Records
★ ★ ★ ★ ★ ★ ★

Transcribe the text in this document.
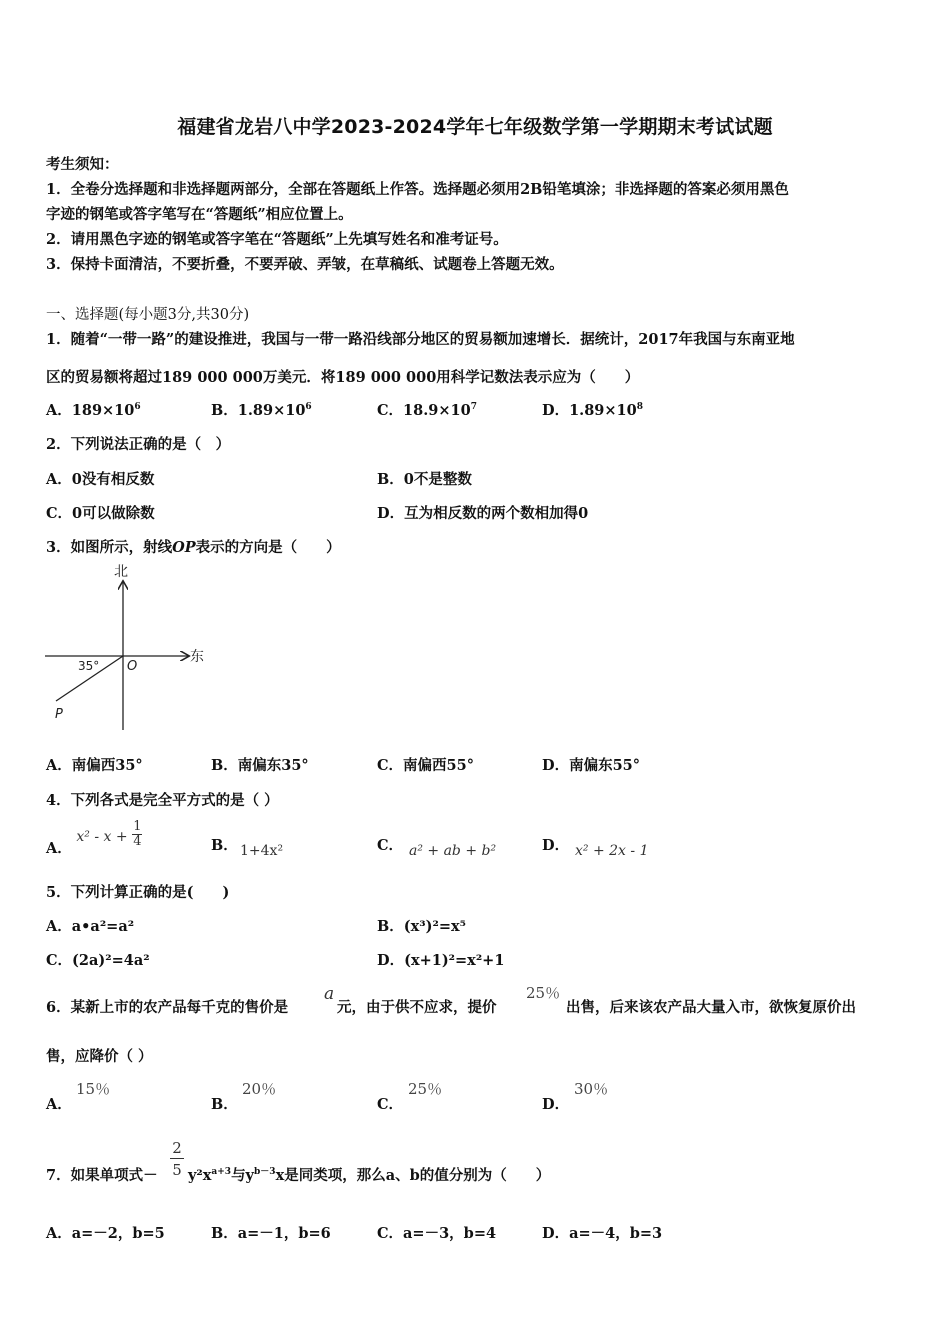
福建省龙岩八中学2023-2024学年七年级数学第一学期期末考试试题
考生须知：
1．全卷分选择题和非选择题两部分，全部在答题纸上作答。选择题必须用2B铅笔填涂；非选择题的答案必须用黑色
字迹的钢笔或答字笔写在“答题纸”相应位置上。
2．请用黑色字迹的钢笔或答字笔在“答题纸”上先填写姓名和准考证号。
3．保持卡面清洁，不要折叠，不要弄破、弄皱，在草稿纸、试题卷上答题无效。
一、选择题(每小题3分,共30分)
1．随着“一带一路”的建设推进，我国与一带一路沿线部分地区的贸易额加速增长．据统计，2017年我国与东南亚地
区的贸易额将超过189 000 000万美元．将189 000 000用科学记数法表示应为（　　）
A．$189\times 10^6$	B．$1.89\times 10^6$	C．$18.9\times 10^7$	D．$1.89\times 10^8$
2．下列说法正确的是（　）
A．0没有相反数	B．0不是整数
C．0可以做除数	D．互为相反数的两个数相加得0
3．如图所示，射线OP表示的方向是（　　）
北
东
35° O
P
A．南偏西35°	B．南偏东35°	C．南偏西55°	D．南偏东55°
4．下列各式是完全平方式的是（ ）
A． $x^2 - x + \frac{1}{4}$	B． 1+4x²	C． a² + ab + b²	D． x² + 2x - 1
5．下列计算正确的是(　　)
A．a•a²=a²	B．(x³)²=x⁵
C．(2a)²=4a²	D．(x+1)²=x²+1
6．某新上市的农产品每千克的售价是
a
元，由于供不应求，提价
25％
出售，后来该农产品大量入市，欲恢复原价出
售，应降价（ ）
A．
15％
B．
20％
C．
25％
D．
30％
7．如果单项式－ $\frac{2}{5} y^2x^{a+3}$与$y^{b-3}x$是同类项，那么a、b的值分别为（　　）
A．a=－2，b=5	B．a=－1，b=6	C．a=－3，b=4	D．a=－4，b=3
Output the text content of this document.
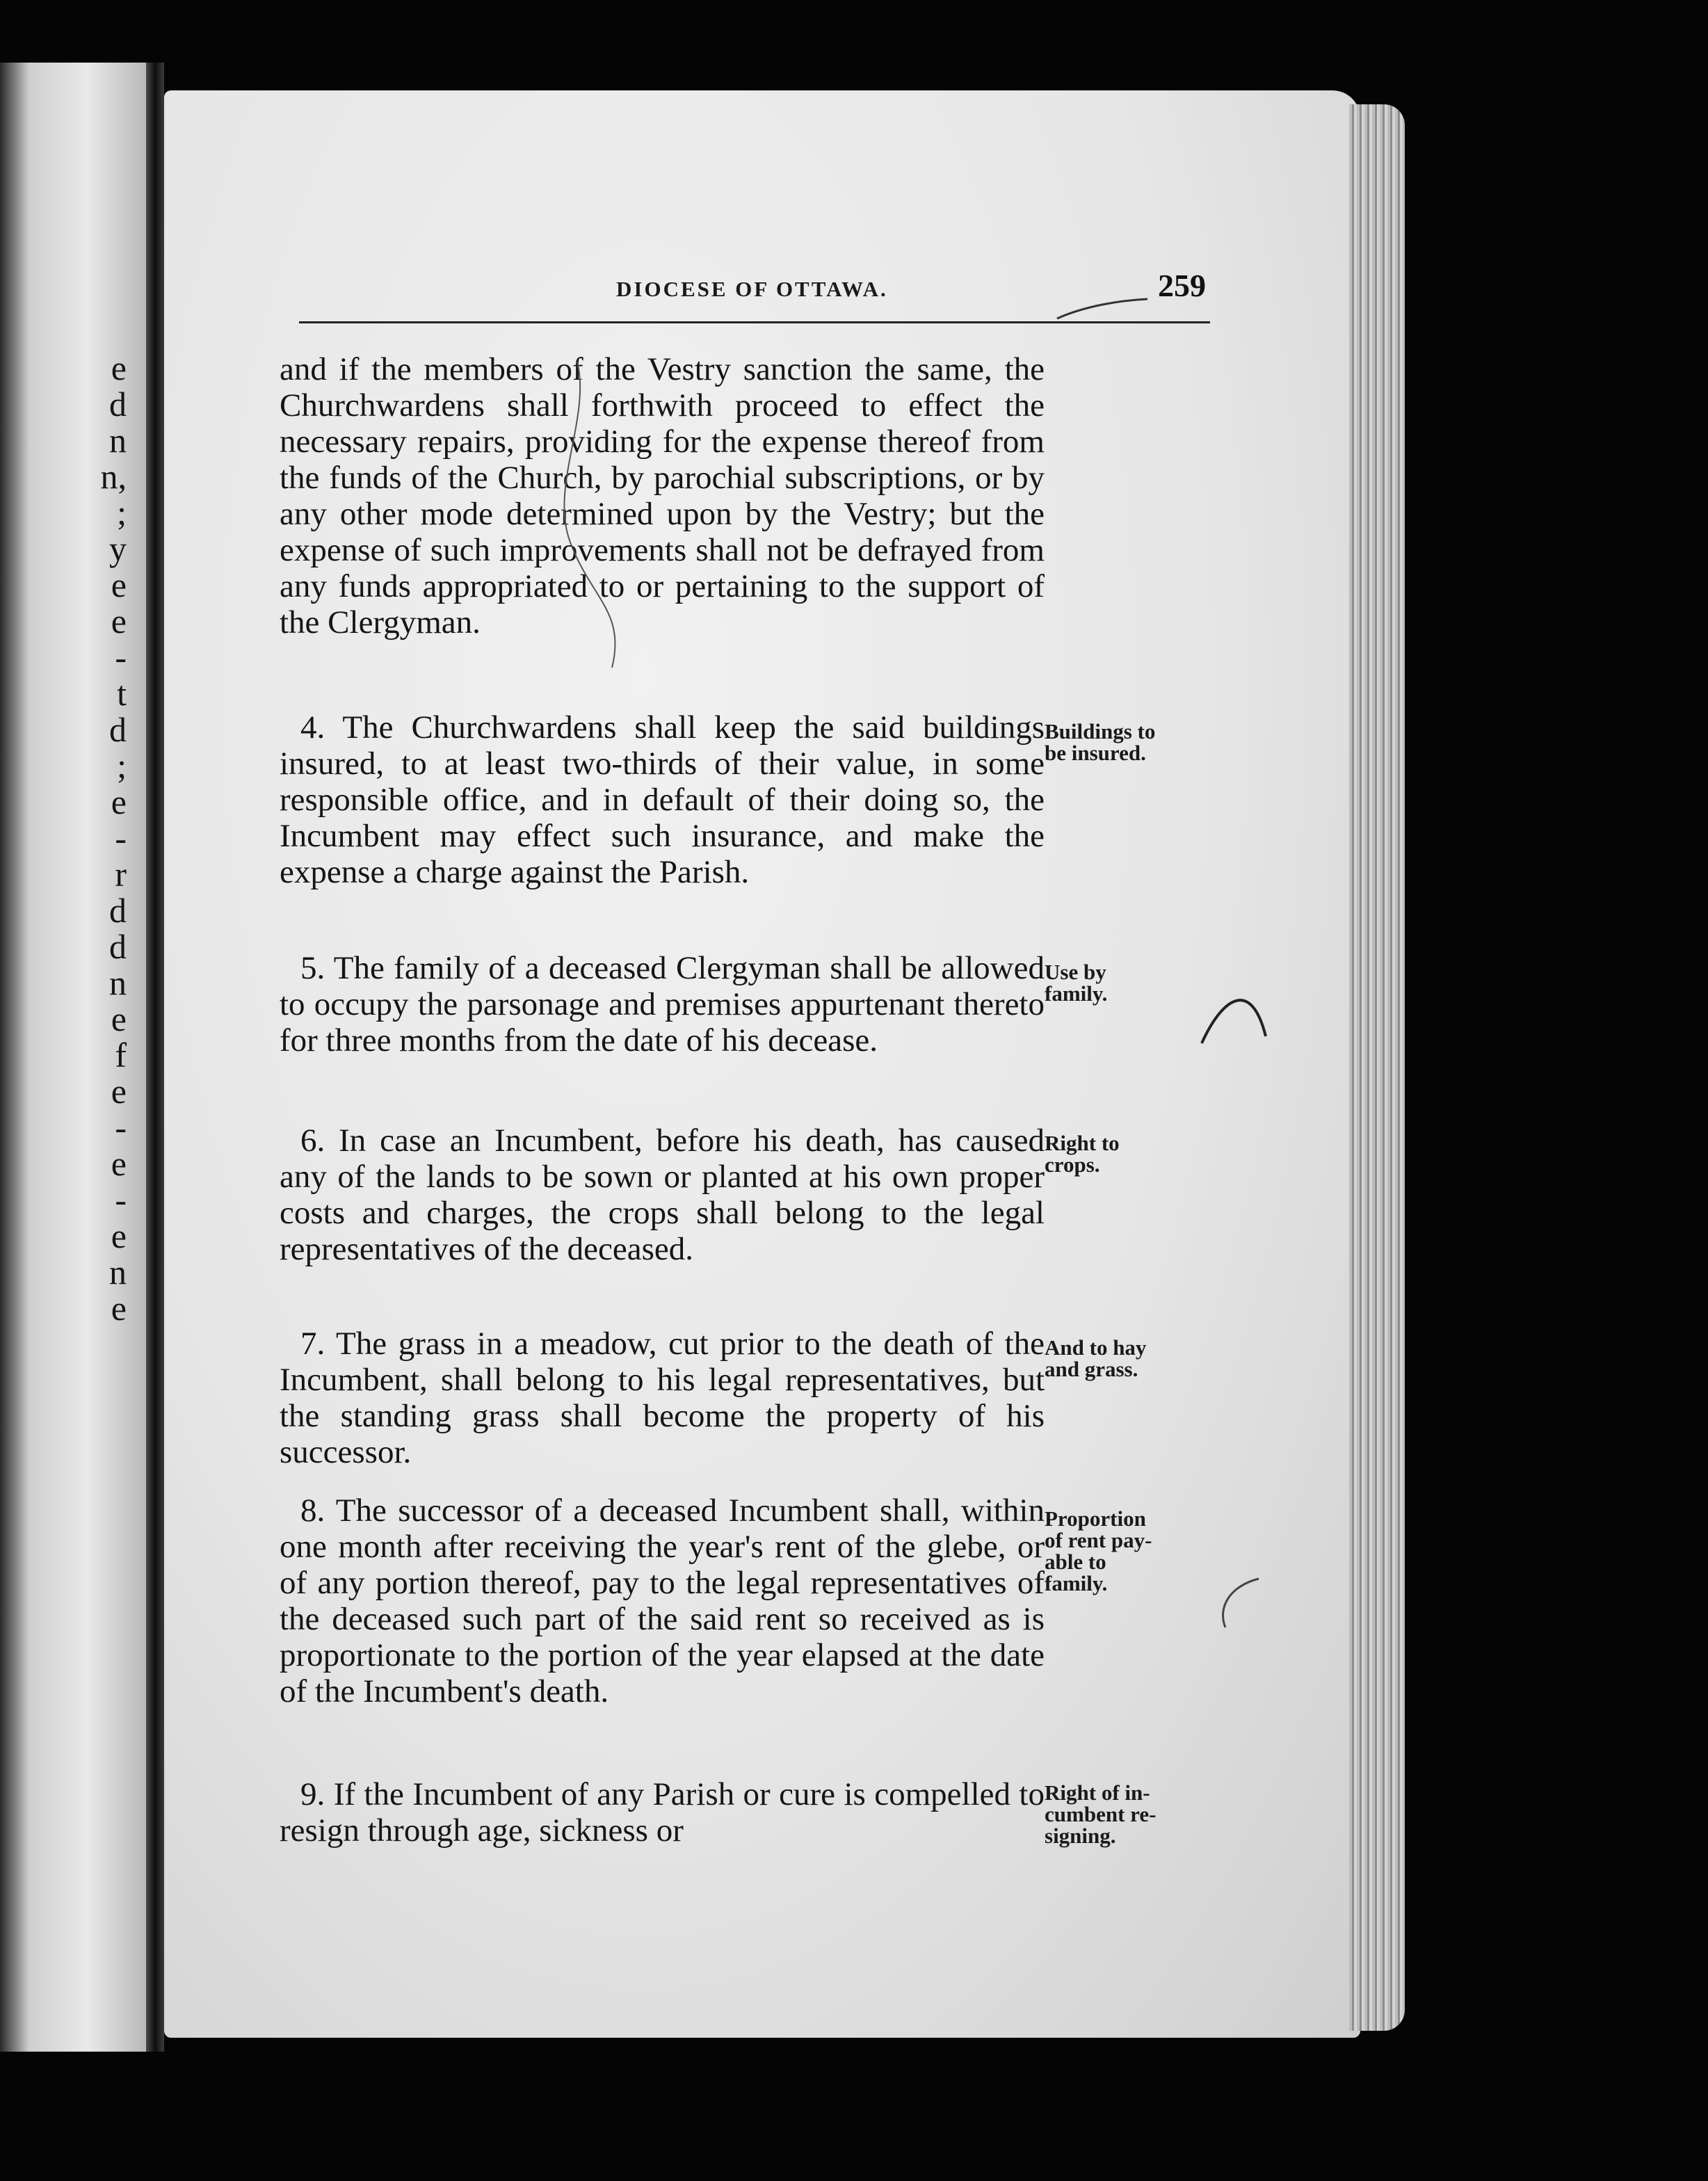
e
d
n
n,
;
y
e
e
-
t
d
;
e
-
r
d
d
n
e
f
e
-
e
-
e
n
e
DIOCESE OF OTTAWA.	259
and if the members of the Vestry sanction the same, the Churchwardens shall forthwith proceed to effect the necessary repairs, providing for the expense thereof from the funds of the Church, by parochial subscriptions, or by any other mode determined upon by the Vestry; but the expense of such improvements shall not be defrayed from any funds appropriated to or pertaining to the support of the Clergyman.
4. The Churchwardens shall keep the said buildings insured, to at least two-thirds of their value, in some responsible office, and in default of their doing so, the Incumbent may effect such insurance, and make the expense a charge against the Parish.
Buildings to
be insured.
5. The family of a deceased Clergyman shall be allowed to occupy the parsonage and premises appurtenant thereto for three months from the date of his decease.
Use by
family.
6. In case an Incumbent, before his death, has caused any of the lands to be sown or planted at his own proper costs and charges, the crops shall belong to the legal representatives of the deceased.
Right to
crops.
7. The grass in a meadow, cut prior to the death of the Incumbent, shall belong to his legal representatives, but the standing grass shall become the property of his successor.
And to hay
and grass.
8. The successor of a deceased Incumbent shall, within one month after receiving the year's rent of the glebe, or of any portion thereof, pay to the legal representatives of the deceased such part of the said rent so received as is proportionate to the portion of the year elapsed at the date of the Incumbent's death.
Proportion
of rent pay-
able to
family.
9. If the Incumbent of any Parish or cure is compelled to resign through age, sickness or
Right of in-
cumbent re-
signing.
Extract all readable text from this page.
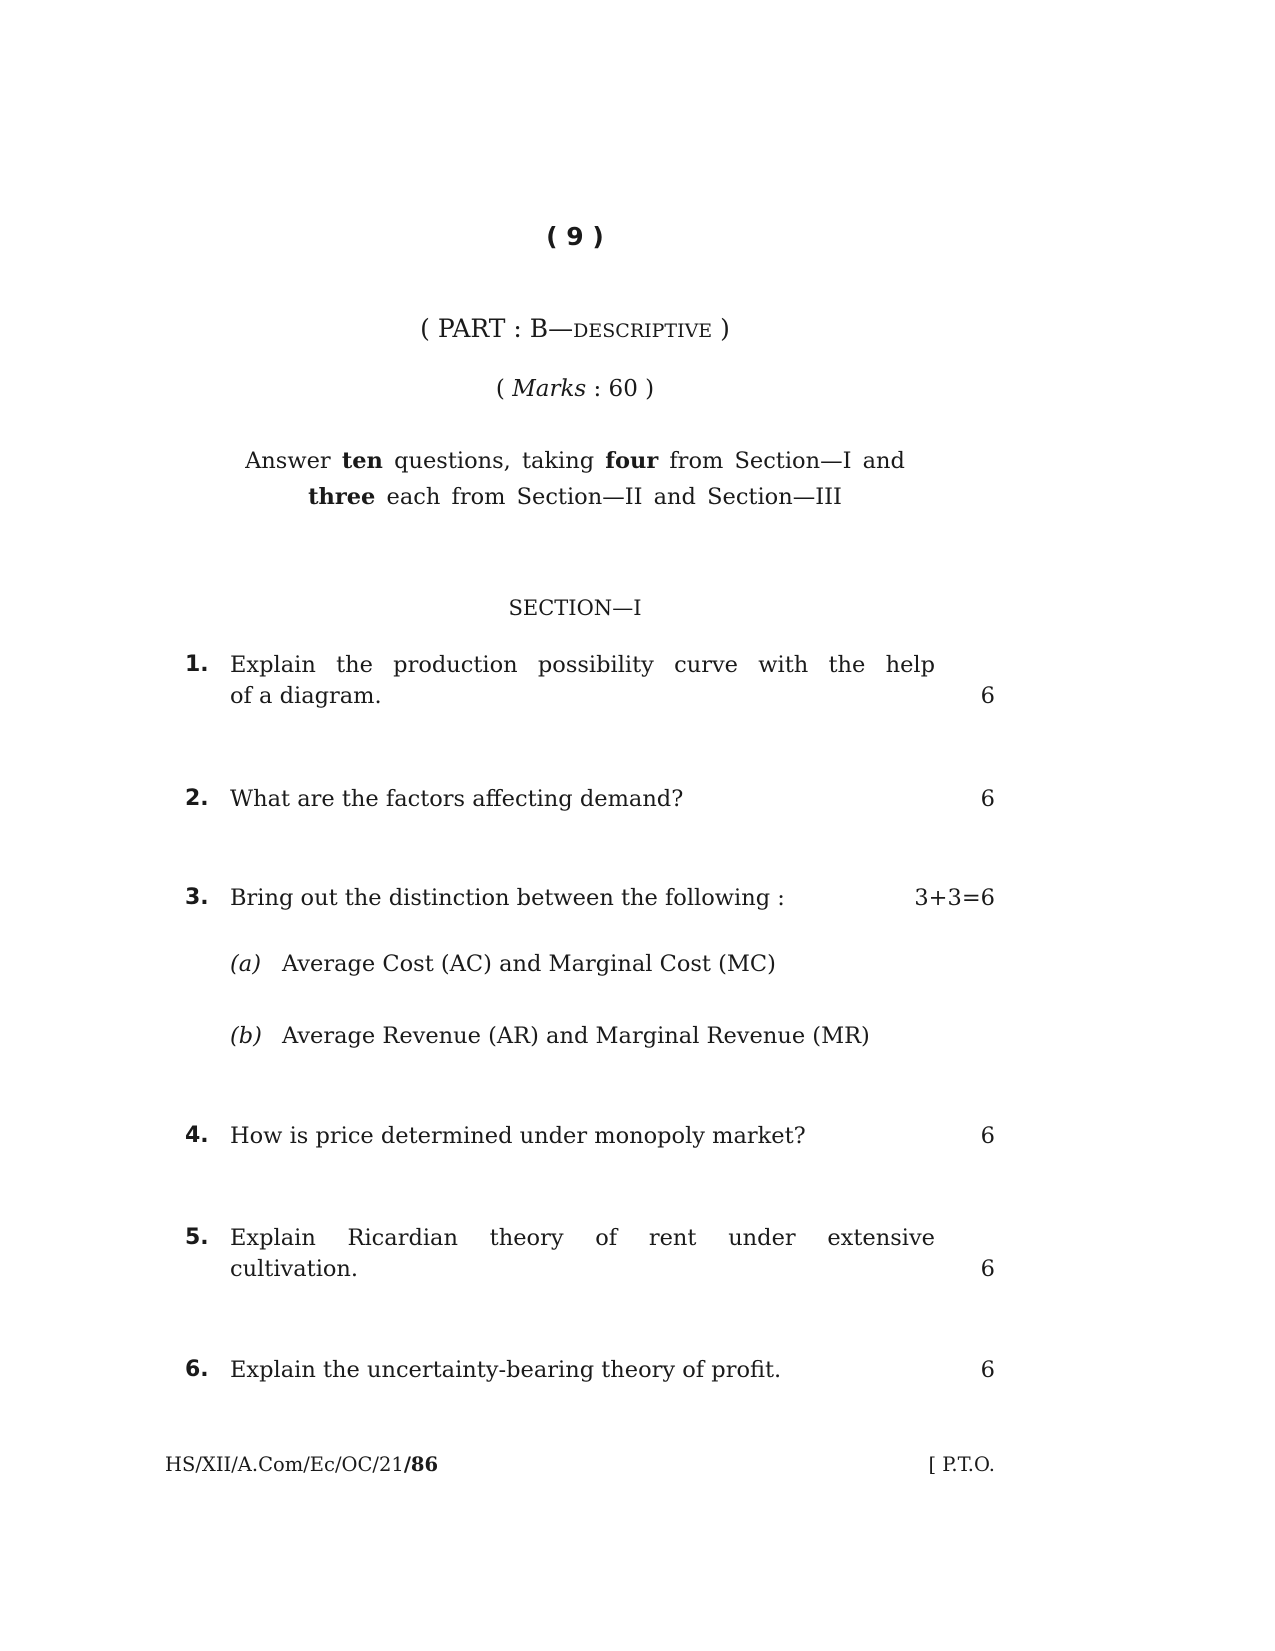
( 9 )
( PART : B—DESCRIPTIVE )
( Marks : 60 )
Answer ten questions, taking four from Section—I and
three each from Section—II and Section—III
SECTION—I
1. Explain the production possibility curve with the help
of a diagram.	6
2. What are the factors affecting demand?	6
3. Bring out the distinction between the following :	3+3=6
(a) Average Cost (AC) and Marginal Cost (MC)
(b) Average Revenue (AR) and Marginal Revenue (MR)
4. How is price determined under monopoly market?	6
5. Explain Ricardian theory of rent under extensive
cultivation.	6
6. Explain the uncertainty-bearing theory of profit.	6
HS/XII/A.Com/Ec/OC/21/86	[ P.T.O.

★ ★ ★ ★ ★ ★ ★

Out of the records, collect only those lines that contain the string "rent".

8. The successor of a deceased Incumbent shall, within one month after receiving the year's rent of the glebe, or of any portion thereof, pay to the legal representatives of the deceased such part of the said rent so received as is proportionate to the portion of the year elapsed at the date of the Incumbent's death.
of rent pay-
5. Explain Ricardian theory of rent under extensive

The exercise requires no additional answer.